*** Opening Dataset ***
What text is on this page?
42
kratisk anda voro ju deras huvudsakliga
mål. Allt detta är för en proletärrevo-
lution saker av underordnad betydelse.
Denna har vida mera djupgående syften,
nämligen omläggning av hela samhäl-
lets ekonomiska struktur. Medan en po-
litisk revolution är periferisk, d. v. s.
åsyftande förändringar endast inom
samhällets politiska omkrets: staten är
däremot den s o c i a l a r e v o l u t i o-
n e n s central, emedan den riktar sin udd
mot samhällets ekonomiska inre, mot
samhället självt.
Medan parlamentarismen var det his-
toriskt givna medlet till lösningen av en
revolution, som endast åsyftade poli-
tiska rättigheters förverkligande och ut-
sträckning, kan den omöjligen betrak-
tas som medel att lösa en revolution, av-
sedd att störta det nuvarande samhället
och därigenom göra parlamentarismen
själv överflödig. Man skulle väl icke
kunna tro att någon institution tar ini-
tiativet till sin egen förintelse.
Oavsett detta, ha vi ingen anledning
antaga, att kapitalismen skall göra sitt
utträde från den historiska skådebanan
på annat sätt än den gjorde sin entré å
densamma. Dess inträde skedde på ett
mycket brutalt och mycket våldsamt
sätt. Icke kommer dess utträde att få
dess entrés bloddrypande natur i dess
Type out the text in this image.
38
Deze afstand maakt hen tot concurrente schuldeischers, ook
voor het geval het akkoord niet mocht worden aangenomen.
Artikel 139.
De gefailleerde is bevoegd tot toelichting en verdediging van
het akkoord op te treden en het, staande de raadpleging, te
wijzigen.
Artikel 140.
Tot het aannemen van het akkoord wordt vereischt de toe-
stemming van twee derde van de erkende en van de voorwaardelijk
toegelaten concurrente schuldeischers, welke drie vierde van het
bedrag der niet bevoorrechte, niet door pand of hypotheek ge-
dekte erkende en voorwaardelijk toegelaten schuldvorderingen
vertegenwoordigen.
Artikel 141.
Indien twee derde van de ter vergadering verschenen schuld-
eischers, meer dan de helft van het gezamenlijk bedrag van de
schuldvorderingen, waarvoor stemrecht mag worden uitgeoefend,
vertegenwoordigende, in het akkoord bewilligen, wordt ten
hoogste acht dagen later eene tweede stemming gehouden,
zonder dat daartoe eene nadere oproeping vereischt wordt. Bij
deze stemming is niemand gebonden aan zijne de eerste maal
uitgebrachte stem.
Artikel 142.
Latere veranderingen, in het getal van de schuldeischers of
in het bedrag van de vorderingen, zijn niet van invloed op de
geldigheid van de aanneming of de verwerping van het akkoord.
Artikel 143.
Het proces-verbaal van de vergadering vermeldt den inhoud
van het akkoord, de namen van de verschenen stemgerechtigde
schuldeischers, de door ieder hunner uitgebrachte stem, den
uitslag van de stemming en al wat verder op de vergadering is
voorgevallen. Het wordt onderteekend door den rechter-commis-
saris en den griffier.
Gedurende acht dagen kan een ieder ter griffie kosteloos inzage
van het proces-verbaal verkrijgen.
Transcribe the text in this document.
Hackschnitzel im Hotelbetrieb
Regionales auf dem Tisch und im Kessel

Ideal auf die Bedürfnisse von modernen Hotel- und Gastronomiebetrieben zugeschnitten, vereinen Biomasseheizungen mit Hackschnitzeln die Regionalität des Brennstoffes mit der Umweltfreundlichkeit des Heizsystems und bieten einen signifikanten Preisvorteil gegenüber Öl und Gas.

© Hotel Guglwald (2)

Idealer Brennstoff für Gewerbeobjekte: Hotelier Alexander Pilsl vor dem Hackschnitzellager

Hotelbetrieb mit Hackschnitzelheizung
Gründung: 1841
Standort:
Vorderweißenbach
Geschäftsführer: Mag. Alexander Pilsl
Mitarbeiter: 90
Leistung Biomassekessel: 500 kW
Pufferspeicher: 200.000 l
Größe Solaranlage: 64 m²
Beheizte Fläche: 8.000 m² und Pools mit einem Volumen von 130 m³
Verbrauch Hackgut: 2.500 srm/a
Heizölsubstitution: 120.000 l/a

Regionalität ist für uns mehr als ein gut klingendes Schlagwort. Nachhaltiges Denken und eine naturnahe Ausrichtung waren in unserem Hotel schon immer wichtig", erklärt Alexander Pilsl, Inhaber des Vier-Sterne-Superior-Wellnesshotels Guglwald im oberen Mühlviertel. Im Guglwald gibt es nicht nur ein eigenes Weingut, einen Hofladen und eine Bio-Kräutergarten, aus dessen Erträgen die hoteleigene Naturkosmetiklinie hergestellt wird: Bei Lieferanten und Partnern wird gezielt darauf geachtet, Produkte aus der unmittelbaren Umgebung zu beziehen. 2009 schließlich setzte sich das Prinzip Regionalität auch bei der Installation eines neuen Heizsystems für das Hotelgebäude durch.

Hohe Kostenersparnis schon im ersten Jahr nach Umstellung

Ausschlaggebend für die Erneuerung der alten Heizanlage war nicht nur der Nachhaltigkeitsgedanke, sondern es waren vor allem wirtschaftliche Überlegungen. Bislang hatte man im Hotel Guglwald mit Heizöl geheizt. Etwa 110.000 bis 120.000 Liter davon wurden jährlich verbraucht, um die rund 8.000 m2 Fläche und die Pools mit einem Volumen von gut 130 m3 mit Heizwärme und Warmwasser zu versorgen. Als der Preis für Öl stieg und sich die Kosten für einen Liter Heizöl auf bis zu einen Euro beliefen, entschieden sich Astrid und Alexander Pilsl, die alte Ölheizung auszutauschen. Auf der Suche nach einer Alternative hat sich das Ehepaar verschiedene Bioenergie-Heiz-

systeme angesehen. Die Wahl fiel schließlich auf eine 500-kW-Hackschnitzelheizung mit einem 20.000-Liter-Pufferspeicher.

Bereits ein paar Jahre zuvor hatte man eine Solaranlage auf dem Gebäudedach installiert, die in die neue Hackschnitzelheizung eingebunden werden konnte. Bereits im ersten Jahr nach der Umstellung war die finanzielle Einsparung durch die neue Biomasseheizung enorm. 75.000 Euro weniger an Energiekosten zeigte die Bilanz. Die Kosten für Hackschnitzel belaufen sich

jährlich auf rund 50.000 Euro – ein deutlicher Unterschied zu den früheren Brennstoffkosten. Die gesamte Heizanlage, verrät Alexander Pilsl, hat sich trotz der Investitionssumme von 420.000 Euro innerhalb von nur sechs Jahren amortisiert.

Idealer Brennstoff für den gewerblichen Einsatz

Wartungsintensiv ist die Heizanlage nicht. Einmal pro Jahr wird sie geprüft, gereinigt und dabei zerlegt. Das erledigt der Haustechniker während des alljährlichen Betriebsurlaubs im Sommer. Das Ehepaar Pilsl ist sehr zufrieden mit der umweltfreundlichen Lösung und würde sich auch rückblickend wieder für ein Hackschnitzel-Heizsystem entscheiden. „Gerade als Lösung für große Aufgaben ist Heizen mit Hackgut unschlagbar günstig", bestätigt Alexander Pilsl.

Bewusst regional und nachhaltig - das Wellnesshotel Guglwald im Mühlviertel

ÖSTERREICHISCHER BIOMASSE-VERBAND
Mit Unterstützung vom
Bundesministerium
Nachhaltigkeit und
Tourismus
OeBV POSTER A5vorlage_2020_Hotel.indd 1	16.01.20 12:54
*** Closing Dataset ***
### Task prompt:
Start to finish, restate the records above word for word.

### Task answer:
What text is on this page?
42
kratisk anda voro ju deras huvudsakliga
mål. Allt detta är för en proletärrevo-
lution saker av underordnad betydelse.
Denna har vida mera djupgående syften,
nämligen omläggning av hela samhäl-
lets ekonomiska struktur. Medan en po-
litisk revolution är periferisk, d. v. s.
åsyftande förändringar endast inom
samhällets politiska omkrets: staten är
däremot den s o c i a l a r e v o l u t i o-
n e n s central, emedan den riktar sin udd
mot samhällets ekonomiska inre, mot
samhället självt.
Medan parlamentarismen var det his-
toriskt givna medlet till lösningen av en
revolution, som endast åsyftade poli-
tiska rättigheters förverkligande och ut-
sträckning, kan den omöjligen betrak-
tas som medel att lösa en revolution, av-
sedd att störta det nuvarande samhället
och därigenom göra parlamentarismen
själv överflödig. Man skulle väl icke
kunna tro att någon institution tar ini-
tiativet till sin egen förintelse.
Oavsett detta, ha vi ingen anledning
antaga, att kapitalismen skall göra sitt
utträde från den historiska skådebanan
på annat sätt än den gjorde sin entré å
densamma. Dess inträde skedde på ett
mycket brutalt och mycket våldsamt
sätt. Icke kommer dess utträde att få
dess entrés bloddrypande natur i dess
Type out the text in this image.
38
Deze afstand maakt hen tot concurrente schuldeischers, ook
voor het geval het akkoord niet mocht worden aangenomen.
Artikel 139.
De gefailleerde is bevoegd tot toelichting en verdediging van
het akkoord op te treden en het, staande de raadpleging, te
wijzigen.
Artikel 140.
Tot het aannemen van het akkoord wordt vereischt de toe-
stemming van twee derde van de erkende en van de voorwaardelijk
toegelaten concurrente schuldeischers, welke drie vierde van het
bedrag der niet bevoorrechte, niet door pand of hypotheek ge-
dekte erkende en voorwaardelijk toegelaten schuldvorderingen
vertegenwoordigen.
Artikel 141.
Indien twee derde van de ter vergadering verschenen schuld-
eischers, meer dan de helft van het gezamenlijk bedrag van de
schuldvorderingen, waarvoor stemrecht mag worden uitgeoefend,
vertegenwoordigende, in het akkoord bewilligen, wordt ten
hoogste acht dagen later eene tweede stemming gehouden,
zonder dat daartoe eene nadere oproeping vereischt wordt. Bij
deze stemming is niemand gebonden aan zijne de eerste maal
uitgebrachte stem.
Artikel 142.
Latere veranderingen, in het getal van de schuldeischers of
in het bedrag van de vorderingen, zijn niet van invloed op de
geldigheid van de aanneming of de verwerping van het akkoord.
Artikel 143.
Het proces-verbaal van de vergadering vermeldt den inhoud
van het akkoord, de namen van de verschenen stemgerechtigde
schuldeischers, de door ieder hunner uitgebrachte stem, den
uitslag van de stemming en al wat verder op de vergadering is
voorgevallen. Het wordt onderteekend door den rechter-commis-
saris en den griffier.
Gedurende acht dagen kan een ieder ter griffie kosteloos inzage
van het proces-verbaal verkrijgen.
Transcribe the text in this document.
Hackschnitzel im Hotelbetrieb
Regionales auf dem Tisch und im Kessel

Ideal auf die Bedürfnisse von modernen Hotel- und Gastronomiebetrieben zugeschnitten, vereinen Biomasseheizungen mit Hackschnitzeln die Regionalität des Brennstoffes mit der Umweltfreundlichkeit des Heizsystems und bieten einen signifikanten Preisvorteil gegenüber Öl und Gas.

© Hotel Guglwald (2)

Idealer Brennstoff für Gewerbeobjekte: Hotelier Alexander Pilsl vor dem Hackschnitzellager

Hotelbetrieb mit Hackschnitzelheizung
Gründung: 1841
Standort:
Vorderweißenbach
Geschäftsführer: Mag. Alexander Pilsl
Mitarbeiter: 90
Leistung Biomassekessel: 500 kW
Pufferspeicher: 200.000 l
Größe Solaranlage: 64 m²
Beheizte Fläche: 8.000 m² und Pools mit einem Volumen von 130 m³
Verbrauch Hackgut: 2.500 srm/a
Heizölsubstitution: 120.000 l/a

Regionalität ist für uns mehr als ein gut klingendes Schlagwort. Nachhaltiges Denken und eine naturnahe Ausrichtung waren in unserem Hotel schon immer wichtig", erklärt Alexander Pilsl, Inhaber des Vier-Sterne-Superior-Wellnesshotels Guglwald im oberen Mühlviertel. Im Guglwald gibt es nicht nur ein eigenes Weingut, einen Hofladen und eine Bio-Kräutergarten, aus dessen Erträgen die hoteleigene Naturkosmetiklinie hergestellt wird: Bei Lieferanten und Partnern wird gezielt darauf geachtet, Produkte aus der unmittelbaren Umgebung zu beziehen. 2009 schließlich setzte sich das Prinzip Regionalität auch bei der Installation eines neuen Heizsystems für das Hotelgebäude durch.

Hohe Kostenersparnis schon im ersten Jahr nach Umstellung

Ausschlaggebend für die Erneuerung der alten Heizanlage war nicht nur der Nachhaltigkeitsgedanke, sondern es waren vor allem wirtschaftliche Überlegungen. Bislang hatte man im Hotel Guglwald mit Heizöl geheizt. Etwa 110.000 bis 120.000 Liter davon wurden jährlich verbraucht, um die rund 8.000 m2 Fläche und die Pools mit einem Volumen von gut 130 m3 mit Heizwärme und Warmwasser zu versorgen. Als der Preis für Öl stieg und sich die Kosten für einen Liter Heizöl auf bis zu einen Euro beliefen, entschieden sich Astrid und Alexander Pilsl, die alte Ölheizung auszutauschen. Auf der Suche nach einer Alternative hat sich das Ehepaar verschiedene Bioenergie-Heiz-

systeme angesehen. Die Wahl fiel schließlich auf eine 500-kW-Hackschnitzelheizung mit einem 20.000-Liter-Pufferspeicher.

Bereits ein paar Jahre zuvor hatte man eine Solaranlage auf dem Gebäudedach installiert, die in die neue Hackschnitzelheizung eingebunden werden konnte. Bereits im ersten Jahr nach der Umstellung war die finanzielle Einsparung durch die neue Biomasseheizung enorm. 75.000 Euro weniger an Energiekosten zeigte die Bilanz. Die Kosten für Hackschnitzel belaufen sich

jährlich auf rund 50.000 Euro – ein deutlicher Unterschied zu den früheren Brennstoffkosten. Die gesamte Heizanlage, verrät Alexander Pilsl, hat sich trotz der Investitionssumme von 420.000 Euro innerhalb von nur sechs Jahren amortisiert.

Idealer Brennstoff für den gewerblichen Einsatz

Wartungsintensiv ist die Heizanlage nicht. Einmal pro Jahr wird sie geprüft, gereinigt und dabei zerlegt. Das erledigt der Haustechniker während des alljährlichen Betriebsurlaubs im Sommer. Das Ehepaar Pilsl ist sehr zufrieden mit der umweltfreundlichen Lösung und würde sich auch rückblickend wieder für ein Hackschnitzel-Heizsystem entscheiden. „Gerade als Lösung für große Aufgaben ist Heizen mit Hackgut unschlagbar günstig", bestätigt Alexander Pilsl.

Bewusst regional und nachhaltig - das Wellnesshotel Guglwald im Mühlviertel

ÖSTERREICHISCHER BIOMASSE-VERBAND
Mit Unterstützung vom
Bundesministerium
Nachhaltigkeit und
Tourismus
OeBV POSTER A5vorlage_2020_Hotel.indd 1	16.01.20 12:54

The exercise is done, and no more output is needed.